## START Records supplied

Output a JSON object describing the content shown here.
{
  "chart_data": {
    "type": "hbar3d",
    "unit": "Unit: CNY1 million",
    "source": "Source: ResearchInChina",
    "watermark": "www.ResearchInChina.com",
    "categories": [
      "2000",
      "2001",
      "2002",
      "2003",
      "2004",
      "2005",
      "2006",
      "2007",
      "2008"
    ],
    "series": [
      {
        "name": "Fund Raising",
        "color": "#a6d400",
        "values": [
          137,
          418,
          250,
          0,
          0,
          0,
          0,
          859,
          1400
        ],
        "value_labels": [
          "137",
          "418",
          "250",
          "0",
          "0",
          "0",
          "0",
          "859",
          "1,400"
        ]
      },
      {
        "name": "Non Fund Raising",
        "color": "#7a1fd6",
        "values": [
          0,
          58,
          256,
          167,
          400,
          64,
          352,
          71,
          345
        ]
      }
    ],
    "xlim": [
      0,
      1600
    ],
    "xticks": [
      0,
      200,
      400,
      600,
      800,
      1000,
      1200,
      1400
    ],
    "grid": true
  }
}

## END Records supplied

_Objective_. Print the complete listing again, exactly as it stands.

_Output for this exercise_.
Output a JSON object describing the content shown here.
{
  "chart_data": {
    "type": "hbar3d",
    "unit": "Unit: CNY1 million",
    "source": "Source: ResearchInChina",
    "watermark": "www.ResearchInChina.com",
    "categories": [
      "2000",
      "2001",
      "2002",
      "2003",
      "2004",
      "2005",
      "2006",
      "2007",
      "2008"
    ],
    "series": [
      {
        "name": "Fund Raising",
        "color": "#a6d400",
        "values": [
          137,
          418,
          250,
          0,
          0,
          0,
          0,
          859,
          1400
        ],
        "value_labels": [
          "137",
          "418",
          "250",
          "0",
          "0",
          "0",
          "0",
          "859",
          "1,400"
        ]
      },
      {
        "name": "Non Fund Raising",
        "color": "#7a1fd6",
        "values": [
          0,
          58,
          256,
          167,
          400,
          64,
          352,
          71,
          345
        ]
      }
    ],
    "xlim": [
      0,
      1600
    ],
    "xticks": [
      0,
      200,
      400,
      600,
      800,
      1000,
      1200,
      1400
    ],
    "grid": true
  }
}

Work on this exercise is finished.